Given problem: Copy every line of the following data that includes the string "complet".

*** Supplied data

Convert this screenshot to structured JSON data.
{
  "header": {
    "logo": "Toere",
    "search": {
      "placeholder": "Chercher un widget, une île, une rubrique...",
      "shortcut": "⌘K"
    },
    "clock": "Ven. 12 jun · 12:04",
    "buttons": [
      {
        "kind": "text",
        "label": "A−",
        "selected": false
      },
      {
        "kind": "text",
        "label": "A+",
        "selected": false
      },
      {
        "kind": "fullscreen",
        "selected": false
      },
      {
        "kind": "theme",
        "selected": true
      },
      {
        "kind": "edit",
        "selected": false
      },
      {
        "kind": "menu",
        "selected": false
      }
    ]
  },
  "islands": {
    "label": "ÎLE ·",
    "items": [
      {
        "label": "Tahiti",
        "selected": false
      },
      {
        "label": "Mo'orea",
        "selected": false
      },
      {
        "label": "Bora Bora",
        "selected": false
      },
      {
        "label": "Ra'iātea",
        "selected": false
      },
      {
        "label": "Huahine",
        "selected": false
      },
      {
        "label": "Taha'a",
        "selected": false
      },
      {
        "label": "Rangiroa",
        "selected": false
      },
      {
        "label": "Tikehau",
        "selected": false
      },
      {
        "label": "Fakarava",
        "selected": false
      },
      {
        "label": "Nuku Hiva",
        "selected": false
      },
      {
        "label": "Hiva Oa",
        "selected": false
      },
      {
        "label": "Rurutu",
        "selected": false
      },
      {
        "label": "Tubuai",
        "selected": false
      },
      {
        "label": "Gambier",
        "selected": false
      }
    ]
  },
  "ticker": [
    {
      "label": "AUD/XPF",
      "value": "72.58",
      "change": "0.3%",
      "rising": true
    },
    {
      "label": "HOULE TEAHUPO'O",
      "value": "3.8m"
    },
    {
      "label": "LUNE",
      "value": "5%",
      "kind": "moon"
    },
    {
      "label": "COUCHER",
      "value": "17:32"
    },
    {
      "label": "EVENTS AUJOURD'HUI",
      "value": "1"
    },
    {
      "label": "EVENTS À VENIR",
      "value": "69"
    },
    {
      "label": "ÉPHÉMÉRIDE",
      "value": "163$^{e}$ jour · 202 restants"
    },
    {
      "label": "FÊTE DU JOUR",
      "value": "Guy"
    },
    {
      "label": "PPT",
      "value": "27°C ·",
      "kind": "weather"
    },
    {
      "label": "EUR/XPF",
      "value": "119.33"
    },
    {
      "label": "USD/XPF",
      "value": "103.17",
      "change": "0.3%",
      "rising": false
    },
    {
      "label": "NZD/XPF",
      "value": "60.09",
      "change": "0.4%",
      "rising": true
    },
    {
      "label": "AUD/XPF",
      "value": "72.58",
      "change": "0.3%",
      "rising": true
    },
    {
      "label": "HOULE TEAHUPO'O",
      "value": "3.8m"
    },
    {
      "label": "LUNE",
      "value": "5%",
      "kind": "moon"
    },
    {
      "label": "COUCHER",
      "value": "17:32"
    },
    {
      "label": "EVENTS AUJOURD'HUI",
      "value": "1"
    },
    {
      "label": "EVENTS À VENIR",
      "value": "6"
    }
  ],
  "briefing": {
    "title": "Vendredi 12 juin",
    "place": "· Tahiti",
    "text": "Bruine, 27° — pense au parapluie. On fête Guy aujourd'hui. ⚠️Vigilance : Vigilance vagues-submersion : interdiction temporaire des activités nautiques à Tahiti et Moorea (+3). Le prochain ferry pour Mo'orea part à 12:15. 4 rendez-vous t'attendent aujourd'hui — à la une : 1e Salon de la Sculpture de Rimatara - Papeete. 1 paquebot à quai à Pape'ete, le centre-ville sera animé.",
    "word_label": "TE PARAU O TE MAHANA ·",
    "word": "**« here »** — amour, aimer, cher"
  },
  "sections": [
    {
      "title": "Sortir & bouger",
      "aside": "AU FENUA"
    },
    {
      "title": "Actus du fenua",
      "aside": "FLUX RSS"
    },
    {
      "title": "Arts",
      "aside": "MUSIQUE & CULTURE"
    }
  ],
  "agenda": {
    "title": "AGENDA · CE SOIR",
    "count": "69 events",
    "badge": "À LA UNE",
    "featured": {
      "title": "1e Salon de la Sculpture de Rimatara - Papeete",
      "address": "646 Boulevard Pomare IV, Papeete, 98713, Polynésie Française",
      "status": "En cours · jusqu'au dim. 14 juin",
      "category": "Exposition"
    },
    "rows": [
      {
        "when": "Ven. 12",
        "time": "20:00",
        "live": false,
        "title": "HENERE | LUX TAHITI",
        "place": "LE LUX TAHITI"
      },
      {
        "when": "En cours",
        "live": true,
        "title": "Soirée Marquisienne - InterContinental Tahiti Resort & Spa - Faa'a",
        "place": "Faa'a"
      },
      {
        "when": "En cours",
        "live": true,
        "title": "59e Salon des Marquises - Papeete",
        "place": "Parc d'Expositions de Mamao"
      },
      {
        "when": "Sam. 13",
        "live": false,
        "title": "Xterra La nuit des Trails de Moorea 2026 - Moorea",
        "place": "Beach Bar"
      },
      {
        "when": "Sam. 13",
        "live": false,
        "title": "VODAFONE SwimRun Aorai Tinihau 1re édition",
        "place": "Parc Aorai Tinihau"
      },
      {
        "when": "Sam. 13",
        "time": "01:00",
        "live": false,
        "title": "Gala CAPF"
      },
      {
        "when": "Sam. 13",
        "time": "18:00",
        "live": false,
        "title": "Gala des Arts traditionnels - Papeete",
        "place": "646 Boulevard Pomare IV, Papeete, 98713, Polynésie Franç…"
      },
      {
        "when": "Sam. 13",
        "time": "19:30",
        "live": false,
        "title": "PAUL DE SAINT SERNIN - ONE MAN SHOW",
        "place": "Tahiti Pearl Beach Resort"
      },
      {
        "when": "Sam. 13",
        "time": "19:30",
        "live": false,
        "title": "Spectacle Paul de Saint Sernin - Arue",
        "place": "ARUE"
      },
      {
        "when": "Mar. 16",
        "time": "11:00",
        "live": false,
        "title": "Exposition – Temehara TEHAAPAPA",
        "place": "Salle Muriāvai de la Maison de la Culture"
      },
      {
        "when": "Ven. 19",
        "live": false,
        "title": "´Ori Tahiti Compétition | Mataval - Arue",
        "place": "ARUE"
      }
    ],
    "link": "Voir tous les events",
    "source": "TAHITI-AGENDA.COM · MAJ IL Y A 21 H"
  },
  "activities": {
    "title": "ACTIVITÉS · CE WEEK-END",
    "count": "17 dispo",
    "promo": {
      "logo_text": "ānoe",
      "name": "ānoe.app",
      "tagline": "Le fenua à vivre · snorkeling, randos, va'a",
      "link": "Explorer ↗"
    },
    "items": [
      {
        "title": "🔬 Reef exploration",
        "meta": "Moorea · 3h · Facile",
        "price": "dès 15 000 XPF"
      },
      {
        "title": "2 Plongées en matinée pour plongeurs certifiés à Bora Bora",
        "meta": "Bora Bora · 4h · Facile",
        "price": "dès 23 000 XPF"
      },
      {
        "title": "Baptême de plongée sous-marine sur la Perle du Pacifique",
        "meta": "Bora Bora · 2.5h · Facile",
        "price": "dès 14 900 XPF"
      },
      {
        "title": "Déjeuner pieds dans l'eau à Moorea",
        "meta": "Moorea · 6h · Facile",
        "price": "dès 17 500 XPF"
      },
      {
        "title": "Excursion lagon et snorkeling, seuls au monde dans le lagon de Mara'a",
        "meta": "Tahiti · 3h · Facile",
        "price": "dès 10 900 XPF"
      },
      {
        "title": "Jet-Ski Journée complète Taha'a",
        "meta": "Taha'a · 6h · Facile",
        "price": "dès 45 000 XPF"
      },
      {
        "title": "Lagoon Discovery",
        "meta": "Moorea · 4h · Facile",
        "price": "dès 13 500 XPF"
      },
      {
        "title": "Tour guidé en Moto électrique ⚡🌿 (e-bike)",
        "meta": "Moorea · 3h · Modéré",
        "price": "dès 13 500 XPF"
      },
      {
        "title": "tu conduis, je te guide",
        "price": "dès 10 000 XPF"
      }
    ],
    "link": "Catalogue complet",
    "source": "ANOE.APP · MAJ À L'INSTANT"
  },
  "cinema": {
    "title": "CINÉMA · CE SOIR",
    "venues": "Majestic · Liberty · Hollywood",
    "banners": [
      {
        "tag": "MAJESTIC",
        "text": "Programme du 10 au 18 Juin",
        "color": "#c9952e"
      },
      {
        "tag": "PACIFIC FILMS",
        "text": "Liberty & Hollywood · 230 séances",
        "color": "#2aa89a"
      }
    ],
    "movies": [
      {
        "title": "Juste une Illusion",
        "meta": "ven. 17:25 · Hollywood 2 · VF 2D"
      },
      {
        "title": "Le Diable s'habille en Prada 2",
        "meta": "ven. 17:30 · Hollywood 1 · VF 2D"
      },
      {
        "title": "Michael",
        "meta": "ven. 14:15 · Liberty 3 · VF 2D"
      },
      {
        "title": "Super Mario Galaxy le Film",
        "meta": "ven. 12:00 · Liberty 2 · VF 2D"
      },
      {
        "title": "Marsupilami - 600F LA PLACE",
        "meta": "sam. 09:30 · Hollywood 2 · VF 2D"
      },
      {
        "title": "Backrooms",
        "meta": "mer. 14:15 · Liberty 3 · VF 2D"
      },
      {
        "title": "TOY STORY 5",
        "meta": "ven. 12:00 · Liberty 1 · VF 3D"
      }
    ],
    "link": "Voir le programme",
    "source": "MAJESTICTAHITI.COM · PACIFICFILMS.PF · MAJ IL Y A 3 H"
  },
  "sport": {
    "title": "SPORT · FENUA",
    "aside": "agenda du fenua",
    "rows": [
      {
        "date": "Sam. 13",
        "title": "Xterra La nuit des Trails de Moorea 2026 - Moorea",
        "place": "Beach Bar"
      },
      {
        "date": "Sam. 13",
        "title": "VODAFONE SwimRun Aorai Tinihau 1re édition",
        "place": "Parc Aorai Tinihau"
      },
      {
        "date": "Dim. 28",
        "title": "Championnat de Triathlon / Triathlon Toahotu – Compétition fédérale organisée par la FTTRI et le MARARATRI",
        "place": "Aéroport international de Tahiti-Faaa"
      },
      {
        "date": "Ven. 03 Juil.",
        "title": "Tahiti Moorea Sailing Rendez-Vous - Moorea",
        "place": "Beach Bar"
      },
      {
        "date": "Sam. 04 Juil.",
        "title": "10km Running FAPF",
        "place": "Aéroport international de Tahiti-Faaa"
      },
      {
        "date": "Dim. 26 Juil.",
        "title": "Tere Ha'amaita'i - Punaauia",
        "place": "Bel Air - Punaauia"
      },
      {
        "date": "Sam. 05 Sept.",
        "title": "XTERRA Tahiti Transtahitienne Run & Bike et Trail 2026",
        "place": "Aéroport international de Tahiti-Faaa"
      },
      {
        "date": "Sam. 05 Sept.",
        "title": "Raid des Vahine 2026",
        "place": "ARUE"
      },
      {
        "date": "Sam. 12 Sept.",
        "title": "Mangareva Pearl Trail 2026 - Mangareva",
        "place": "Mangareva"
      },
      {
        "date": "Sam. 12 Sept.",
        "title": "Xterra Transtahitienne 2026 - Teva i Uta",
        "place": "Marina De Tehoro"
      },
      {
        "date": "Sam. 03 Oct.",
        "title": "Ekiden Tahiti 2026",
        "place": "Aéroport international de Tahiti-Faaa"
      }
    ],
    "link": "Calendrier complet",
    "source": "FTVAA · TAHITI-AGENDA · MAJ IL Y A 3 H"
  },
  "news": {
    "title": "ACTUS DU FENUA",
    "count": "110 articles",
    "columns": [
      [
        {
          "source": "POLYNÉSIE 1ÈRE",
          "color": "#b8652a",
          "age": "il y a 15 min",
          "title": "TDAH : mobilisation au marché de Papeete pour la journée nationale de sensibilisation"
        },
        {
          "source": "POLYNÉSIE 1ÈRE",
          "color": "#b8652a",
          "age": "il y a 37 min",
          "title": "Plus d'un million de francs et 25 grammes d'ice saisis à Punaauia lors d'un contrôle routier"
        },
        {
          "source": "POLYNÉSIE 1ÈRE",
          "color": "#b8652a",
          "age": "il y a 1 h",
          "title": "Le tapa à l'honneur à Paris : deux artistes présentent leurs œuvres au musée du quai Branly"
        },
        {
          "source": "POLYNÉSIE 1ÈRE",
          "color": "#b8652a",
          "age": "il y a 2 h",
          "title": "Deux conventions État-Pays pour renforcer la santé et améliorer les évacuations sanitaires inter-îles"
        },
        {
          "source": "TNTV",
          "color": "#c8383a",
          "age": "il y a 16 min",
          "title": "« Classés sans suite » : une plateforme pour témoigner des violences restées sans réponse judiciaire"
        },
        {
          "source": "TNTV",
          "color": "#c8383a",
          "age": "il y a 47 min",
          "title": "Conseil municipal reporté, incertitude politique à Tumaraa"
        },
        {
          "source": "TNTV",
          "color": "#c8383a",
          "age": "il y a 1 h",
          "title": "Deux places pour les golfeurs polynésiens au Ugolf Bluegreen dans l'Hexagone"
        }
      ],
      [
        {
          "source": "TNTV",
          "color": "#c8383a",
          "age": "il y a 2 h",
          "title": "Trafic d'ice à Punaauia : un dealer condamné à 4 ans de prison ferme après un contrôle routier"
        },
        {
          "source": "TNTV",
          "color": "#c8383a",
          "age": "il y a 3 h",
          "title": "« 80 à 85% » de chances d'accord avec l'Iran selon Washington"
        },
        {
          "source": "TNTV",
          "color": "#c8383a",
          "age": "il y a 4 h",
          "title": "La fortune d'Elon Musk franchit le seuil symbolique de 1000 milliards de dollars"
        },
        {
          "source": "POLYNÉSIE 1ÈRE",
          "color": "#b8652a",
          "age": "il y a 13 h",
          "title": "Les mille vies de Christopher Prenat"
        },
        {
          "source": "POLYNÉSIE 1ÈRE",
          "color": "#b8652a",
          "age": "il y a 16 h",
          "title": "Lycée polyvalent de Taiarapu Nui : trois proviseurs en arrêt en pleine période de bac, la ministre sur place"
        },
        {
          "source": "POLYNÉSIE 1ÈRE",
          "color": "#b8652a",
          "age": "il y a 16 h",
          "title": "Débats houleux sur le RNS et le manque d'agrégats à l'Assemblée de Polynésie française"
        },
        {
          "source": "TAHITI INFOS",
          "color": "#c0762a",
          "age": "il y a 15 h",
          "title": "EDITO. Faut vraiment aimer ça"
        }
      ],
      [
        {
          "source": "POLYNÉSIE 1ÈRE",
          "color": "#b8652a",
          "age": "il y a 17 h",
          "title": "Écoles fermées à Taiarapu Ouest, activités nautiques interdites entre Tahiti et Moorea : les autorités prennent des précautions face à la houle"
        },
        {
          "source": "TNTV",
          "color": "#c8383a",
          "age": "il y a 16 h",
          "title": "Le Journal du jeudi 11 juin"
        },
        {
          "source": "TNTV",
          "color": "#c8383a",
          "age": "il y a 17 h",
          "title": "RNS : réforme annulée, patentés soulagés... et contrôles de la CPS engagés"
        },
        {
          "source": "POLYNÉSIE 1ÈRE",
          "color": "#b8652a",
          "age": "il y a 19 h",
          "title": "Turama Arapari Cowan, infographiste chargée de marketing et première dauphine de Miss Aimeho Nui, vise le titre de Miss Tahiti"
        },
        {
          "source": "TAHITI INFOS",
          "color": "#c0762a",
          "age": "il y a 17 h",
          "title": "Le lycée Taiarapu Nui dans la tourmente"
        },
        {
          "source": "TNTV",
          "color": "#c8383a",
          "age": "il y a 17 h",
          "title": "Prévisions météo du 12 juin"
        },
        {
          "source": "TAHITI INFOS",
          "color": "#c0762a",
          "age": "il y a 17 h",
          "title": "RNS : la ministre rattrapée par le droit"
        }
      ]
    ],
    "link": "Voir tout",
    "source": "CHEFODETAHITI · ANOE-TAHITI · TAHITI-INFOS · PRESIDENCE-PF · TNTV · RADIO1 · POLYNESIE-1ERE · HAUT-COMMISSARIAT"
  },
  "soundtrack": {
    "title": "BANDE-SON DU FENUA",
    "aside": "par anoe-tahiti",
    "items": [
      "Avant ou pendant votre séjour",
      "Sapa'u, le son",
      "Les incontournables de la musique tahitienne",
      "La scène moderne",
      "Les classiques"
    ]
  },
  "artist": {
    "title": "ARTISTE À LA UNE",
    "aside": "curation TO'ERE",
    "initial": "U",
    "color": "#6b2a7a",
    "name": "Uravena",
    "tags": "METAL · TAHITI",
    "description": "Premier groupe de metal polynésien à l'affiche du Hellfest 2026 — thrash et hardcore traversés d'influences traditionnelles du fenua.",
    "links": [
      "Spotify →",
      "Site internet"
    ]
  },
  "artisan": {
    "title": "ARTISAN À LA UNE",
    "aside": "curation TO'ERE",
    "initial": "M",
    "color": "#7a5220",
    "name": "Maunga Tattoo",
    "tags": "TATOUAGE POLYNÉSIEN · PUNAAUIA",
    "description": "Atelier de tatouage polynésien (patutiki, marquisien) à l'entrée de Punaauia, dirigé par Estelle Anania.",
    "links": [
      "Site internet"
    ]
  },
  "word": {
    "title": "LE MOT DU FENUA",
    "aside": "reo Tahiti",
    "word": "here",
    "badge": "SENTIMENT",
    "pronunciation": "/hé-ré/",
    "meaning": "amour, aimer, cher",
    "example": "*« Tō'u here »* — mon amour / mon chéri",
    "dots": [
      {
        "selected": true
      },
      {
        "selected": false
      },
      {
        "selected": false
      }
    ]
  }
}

******

Solution below:
    "link": "Catalogue complet",
    "link": "Calendrier complet",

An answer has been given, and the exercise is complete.